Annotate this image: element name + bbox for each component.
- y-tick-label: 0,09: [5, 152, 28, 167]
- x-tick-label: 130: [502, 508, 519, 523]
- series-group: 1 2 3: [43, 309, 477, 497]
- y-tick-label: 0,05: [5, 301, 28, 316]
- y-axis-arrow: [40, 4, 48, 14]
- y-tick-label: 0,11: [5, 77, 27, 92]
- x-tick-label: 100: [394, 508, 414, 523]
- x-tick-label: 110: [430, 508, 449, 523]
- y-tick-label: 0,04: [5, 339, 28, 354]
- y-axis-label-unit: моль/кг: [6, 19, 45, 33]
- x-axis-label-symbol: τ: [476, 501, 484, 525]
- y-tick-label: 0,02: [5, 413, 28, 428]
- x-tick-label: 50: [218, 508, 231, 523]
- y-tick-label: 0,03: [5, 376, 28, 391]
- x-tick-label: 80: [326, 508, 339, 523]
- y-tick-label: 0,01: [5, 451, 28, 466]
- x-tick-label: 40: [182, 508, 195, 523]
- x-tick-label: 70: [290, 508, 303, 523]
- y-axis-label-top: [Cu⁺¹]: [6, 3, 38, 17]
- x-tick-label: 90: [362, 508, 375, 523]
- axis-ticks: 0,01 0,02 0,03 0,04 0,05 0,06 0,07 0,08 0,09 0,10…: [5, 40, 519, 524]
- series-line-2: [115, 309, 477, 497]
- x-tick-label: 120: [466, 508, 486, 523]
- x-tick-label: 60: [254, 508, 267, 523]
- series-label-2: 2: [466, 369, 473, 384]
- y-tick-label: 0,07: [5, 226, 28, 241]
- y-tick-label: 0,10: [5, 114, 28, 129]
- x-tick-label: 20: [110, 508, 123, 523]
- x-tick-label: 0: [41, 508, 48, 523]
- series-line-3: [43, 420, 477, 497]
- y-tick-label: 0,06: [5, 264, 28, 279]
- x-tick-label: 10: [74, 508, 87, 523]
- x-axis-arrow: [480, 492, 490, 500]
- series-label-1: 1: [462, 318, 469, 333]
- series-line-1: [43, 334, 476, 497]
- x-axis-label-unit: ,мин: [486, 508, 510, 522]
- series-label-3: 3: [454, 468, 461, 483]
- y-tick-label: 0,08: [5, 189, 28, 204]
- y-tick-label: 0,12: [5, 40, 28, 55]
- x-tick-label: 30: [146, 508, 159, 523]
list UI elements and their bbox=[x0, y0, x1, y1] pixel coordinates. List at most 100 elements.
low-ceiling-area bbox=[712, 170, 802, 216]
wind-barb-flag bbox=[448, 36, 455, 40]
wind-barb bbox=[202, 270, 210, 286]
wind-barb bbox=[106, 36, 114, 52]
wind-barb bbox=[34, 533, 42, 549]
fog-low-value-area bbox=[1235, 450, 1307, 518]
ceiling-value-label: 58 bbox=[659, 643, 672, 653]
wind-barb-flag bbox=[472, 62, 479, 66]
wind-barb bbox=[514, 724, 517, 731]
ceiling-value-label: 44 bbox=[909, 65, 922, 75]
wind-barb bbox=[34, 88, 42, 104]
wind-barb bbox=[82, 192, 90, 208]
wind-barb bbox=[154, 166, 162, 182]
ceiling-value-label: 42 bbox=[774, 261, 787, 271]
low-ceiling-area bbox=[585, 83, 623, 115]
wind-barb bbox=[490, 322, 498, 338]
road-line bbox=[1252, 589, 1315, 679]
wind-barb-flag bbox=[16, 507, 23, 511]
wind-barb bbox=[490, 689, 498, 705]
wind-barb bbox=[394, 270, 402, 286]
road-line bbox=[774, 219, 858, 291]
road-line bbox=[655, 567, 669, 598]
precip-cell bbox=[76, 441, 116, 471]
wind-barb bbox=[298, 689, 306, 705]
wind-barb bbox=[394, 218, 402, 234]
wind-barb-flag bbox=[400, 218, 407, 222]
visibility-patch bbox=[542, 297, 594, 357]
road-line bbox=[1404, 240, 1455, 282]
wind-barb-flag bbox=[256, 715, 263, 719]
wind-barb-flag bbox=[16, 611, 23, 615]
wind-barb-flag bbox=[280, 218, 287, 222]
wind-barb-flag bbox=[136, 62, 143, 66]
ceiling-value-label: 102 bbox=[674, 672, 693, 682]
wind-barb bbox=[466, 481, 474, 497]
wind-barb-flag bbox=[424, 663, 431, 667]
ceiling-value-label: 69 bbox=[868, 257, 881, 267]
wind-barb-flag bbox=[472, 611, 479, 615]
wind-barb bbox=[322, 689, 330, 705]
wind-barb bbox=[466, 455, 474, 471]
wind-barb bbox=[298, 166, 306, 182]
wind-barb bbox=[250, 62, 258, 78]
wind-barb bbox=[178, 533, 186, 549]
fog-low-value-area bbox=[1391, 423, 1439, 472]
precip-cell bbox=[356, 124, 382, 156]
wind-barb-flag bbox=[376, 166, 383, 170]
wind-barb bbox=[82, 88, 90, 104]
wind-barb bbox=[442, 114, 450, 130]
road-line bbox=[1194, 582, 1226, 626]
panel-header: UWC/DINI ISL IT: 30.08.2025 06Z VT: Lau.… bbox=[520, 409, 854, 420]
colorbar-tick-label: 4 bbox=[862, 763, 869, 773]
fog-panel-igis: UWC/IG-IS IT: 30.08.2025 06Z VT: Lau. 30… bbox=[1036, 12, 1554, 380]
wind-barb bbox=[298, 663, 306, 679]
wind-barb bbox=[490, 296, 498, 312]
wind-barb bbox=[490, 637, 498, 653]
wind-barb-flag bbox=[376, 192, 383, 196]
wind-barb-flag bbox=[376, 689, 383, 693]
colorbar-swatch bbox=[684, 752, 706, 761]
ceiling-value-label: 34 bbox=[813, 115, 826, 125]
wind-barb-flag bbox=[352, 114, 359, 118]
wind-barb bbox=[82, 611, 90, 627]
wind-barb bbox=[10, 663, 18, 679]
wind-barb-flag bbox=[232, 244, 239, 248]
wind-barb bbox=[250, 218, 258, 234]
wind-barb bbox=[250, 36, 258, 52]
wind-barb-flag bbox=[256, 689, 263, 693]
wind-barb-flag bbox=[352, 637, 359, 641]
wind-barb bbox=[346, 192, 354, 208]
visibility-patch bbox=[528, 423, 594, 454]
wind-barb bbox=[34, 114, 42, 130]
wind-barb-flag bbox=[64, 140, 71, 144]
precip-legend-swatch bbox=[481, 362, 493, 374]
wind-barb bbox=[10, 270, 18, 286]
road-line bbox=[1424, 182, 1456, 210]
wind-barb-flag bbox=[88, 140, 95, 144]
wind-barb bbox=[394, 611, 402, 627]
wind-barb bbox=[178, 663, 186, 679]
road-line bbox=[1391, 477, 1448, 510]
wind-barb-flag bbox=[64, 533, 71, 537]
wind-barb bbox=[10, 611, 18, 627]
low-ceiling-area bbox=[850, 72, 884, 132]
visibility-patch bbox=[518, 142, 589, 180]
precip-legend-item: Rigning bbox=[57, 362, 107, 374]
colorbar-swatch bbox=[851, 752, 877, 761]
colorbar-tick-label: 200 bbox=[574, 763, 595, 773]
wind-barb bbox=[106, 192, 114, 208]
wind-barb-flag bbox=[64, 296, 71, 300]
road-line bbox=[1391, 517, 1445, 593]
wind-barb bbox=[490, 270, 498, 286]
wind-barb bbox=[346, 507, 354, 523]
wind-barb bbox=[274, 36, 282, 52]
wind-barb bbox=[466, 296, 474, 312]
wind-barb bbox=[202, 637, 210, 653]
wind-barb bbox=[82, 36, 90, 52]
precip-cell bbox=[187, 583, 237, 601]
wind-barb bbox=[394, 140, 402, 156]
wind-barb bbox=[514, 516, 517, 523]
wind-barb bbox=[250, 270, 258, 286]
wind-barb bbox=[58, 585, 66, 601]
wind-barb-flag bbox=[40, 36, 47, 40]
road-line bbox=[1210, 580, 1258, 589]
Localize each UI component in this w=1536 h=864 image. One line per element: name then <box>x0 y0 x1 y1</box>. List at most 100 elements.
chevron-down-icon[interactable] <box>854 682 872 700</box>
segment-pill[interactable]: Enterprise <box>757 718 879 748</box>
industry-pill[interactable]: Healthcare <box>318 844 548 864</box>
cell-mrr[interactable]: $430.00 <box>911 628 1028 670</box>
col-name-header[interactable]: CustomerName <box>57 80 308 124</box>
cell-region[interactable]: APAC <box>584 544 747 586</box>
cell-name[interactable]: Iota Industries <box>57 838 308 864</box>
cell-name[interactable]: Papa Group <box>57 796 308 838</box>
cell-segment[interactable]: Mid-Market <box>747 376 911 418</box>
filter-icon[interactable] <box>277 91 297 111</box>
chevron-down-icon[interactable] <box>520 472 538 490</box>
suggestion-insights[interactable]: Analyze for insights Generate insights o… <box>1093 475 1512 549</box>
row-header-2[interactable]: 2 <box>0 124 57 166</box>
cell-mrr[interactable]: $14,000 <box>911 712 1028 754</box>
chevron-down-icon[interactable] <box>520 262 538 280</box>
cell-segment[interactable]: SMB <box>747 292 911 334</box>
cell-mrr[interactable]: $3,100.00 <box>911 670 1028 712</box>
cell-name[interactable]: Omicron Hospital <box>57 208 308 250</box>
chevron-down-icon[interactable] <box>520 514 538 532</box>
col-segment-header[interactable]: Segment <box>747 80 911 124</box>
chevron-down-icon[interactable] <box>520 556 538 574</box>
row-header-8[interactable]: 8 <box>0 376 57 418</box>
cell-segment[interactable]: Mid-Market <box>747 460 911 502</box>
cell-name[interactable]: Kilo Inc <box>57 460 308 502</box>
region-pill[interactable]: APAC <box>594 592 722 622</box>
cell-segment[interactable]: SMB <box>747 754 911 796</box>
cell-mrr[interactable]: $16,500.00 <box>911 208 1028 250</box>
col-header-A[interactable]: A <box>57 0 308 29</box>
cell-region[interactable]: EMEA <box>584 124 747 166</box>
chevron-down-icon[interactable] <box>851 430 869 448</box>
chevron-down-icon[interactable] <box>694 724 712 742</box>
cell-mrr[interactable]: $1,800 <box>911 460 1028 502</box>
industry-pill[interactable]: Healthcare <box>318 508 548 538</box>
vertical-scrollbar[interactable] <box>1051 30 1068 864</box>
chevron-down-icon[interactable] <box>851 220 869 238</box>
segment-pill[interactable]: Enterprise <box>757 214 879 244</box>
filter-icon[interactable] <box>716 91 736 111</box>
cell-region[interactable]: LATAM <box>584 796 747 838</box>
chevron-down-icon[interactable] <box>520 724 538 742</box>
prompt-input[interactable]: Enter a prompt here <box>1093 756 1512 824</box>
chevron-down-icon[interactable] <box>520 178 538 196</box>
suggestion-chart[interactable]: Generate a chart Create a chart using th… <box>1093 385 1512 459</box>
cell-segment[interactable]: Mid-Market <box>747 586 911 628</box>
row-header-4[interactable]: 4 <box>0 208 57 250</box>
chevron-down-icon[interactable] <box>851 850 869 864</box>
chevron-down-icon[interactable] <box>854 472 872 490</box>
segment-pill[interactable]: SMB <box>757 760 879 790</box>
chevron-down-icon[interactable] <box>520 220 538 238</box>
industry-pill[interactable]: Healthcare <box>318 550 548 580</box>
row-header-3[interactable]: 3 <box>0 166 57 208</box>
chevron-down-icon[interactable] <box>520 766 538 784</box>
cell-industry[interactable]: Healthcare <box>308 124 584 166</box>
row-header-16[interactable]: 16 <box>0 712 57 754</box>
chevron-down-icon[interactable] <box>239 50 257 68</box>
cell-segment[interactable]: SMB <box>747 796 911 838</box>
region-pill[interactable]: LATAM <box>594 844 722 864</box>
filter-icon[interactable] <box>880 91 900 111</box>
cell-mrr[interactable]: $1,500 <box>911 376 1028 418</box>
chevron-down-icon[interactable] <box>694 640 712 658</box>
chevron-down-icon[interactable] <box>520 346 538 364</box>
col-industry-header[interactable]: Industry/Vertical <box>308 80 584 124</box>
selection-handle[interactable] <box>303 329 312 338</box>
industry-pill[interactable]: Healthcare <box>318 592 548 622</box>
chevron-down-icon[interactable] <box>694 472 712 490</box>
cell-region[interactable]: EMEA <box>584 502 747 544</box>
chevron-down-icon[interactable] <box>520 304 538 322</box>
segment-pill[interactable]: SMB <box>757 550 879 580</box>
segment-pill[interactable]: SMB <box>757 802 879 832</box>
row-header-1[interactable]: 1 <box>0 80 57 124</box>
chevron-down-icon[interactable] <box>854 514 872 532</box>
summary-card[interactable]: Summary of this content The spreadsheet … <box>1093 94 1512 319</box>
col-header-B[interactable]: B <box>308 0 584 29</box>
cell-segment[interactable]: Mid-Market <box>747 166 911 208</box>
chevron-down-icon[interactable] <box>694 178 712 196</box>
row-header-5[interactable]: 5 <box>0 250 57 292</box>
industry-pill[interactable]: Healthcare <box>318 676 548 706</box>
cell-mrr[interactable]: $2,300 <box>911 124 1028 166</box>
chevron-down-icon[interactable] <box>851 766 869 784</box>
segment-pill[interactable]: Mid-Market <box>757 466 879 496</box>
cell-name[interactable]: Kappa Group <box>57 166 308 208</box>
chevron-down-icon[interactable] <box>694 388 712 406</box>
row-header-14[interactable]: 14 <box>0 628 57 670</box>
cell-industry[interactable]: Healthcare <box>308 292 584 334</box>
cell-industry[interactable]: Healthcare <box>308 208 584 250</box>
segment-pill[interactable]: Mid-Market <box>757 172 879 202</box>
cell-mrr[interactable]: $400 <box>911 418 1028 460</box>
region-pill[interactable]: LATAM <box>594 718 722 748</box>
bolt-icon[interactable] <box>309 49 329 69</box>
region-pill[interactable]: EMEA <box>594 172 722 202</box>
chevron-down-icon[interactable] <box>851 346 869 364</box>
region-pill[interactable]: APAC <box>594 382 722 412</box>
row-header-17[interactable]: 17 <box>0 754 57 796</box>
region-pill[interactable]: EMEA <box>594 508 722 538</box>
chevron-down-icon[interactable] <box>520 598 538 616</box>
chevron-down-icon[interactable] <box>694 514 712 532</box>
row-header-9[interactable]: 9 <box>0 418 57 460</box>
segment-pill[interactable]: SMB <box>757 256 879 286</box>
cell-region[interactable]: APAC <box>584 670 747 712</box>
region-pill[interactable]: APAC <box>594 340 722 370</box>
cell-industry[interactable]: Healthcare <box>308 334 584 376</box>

───

> Task to carry out: Please echo the items word for word, covering the stretch from the start of the items through the line that contains "- x-tick-label: 100: [394, 508, 414, 523]", with both ends included.

> Final result:
Annotate this image: element name + bbox for each component.
- y-tick-label: 0,09: [5, 152, 28, 167]
- x-tick-label: 130: [502, 508, 519, 523]
- series-group: 1 2 3: [43, 309, 477, 497]
- y-tick-label: 0,05: [5, 301, 28, 316]
- y-axis-arrow: [40, 4, 48, 14]
- y-tick-label: 0,11: [5, 77, 27, 92]
- x-tick-label: 100: [394, 508, 414, 523]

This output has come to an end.